WRITTEN TASK:
Copy each line that contains the string "roku".

EXERCISE MATERIALS:
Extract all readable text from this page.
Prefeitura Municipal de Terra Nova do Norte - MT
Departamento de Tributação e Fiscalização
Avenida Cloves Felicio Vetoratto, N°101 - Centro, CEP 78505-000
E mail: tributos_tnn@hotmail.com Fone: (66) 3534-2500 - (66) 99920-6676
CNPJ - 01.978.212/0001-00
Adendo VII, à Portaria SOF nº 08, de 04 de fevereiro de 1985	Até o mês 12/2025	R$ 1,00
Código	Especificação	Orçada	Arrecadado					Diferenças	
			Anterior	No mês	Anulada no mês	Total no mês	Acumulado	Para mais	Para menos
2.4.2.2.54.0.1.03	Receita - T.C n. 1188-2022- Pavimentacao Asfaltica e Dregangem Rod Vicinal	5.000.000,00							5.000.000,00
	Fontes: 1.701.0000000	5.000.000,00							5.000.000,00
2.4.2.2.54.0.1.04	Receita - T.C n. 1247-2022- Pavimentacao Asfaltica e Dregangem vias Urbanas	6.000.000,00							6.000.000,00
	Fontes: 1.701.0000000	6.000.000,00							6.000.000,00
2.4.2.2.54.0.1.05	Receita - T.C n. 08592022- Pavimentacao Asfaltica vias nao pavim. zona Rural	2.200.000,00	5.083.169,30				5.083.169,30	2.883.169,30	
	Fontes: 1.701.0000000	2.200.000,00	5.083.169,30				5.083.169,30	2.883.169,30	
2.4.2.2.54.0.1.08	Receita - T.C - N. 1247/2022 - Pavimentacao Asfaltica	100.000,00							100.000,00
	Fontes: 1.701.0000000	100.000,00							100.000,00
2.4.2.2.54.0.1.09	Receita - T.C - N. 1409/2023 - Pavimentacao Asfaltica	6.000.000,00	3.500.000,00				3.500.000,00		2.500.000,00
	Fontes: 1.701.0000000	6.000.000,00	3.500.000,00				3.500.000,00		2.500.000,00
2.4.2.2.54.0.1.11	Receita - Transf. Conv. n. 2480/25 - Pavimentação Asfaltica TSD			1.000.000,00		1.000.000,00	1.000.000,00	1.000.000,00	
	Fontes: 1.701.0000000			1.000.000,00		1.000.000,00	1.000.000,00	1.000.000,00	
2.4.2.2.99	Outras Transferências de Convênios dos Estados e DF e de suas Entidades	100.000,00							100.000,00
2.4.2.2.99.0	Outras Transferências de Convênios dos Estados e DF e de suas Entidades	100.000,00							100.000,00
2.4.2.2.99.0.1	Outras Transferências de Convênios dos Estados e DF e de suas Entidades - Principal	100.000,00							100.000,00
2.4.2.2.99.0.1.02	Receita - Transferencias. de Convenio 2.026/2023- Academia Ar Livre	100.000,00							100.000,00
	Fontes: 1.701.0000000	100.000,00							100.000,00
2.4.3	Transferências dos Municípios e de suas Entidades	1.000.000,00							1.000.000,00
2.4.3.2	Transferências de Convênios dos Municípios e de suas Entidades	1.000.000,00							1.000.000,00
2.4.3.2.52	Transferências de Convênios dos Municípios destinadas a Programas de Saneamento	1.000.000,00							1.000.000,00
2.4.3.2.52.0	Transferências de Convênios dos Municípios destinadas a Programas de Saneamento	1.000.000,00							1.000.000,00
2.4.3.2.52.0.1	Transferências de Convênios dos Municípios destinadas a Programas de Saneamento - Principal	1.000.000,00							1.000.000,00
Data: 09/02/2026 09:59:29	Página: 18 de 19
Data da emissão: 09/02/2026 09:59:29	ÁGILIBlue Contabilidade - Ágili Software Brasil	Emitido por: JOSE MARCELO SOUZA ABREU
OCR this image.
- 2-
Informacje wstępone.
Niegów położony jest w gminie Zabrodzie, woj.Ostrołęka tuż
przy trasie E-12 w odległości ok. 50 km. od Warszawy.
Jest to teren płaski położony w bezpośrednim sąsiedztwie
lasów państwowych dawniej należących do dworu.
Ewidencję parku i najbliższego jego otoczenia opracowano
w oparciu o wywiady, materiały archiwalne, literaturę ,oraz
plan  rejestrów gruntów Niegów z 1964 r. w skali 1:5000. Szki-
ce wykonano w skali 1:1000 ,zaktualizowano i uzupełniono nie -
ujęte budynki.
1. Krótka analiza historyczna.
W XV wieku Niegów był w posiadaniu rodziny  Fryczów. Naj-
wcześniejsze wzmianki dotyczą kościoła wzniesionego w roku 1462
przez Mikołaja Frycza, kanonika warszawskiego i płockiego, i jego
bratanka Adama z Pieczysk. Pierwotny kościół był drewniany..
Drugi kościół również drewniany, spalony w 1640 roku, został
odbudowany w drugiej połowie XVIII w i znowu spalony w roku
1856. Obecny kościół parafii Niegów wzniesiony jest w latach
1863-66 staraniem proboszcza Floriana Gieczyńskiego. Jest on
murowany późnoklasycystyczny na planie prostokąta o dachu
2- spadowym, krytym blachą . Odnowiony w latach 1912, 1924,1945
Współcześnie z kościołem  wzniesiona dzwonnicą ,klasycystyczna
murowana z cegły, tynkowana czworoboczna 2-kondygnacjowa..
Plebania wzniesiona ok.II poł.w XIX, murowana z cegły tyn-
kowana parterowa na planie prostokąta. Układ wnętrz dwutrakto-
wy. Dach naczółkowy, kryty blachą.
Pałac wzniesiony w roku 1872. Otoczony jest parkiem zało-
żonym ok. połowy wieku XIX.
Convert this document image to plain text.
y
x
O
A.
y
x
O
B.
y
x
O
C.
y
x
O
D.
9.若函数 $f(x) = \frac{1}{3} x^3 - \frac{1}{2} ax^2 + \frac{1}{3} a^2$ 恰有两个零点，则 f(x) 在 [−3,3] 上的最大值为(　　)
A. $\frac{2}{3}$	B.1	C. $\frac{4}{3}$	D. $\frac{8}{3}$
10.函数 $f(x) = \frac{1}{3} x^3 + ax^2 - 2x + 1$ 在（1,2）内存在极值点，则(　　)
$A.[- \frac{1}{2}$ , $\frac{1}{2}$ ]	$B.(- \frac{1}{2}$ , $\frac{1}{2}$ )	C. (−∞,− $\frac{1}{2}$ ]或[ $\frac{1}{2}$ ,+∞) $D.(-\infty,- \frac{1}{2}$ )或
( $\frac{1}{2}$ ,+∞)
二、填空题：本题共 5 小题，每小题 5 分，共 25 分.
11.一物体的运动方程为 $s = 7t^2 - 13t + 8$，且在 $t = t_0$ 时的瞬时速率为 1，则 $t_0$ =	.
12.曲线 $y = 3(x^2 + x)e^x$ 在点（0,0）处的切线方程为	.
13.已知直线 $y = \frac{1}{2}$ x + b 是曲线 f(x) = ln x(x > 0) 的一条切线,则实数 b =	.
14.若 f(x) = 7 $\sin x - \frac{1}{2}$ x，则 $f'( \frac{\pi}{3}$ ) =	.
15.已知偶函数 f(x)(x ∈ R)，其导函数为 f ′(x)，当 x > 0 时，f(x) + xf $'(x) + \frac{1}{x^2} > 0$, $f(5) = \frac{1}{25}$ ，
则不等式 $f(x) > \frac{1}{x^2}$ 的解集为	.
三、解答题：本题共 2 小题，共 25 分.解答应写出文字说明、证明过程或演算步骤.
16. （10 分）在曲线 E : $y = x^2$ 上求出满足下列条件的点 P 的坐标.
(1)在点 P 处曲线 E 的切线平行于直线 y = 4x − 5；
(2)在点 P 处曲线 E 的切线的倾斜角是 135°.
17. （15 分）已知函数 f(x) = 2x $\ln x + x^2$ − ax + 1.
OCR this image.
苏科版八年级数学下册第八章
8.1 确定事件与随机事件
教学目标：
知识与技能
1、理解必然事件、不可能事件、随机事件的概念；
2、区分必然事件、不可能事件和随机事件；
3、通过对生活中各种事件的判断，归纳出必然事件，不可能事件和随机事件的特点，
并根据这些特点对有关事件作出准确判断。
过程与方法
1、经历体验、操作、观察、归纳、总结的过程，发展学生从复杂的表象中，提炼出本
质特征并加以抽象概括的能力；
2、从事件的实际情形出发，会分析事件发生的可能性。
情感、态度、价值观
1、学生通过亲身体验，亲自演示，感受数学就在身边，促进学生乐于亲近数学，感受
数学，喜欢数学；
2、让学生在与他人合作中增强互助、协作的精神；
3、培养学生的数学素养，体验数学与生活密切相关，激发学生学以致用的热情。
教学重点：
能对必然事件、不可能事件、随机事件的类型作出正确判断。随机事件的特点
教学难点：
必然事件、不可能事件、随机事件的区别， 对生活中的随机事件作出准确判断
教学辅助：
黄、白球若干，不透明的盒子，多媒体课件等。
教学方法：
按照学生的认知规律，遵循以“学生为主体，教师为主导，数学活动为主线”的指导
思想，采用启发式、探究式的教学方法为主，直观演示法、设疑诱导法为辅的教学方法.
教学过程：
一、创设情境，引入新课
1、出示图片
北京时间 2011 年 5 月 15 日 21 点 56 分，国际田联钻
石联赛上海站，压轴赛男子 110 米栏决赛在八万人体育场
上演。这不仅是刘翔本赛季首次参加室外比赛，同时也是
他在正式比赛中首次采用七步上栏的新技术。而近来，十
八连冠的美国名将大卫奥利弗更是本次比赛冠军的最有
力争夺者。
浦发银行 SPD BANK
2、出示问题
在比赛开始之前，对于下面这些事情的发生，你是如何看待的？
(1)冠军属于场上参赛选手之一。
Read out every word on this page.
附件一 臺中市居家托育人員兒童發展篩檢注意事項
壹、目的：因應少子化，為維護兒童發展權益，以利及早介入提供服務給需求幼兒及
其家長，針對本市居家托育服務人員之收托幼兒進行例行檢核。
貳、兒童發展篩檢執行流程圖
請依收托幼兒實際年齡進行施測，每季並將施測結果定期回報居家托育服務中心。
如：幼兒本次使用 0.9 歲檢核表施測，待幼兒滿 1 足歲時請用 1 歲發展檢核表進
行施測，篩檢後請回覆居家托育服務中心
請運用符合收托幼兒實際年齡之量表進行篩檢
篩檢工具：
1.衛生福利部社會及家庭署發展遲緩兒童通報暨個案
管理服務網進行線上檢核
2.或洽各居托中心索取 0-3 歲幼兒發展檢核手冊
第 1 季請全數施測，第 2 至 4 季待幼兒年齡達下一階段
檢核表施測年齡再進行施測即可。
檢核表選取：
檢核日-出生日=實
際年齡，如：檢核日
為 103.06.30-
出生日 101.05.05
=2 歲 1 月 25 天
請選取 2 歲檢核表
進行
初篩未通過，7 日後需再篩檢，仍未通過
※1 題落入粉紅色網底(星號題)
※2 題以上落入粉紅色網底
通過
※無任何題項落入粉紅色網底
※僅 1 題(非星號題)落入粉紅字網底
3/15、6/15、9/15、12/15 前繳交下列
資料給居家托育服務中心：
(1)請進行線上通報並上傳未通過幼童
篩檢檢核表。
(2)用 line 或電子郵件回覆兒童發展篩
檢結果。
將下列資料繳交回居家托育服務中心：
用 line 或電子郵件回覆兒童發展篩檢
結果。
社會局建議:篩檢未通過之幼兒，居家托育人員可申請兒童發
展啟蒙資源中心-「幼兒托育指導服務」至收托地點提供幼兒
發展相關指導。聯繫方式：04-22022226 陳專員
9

RESPONSE FOR THIS EXERCISE:
wcześniejsze wzmianki dotyczą kościoła wzniesionego w roku 1462
Drugi kościół również drewniany, spalony w 1640 roku, został
odbudowany w drugiej połowie XVIII w i znowu spalony w roku
Pałac wzniesiony w roku 1872. Otoczony jest parkiem zało-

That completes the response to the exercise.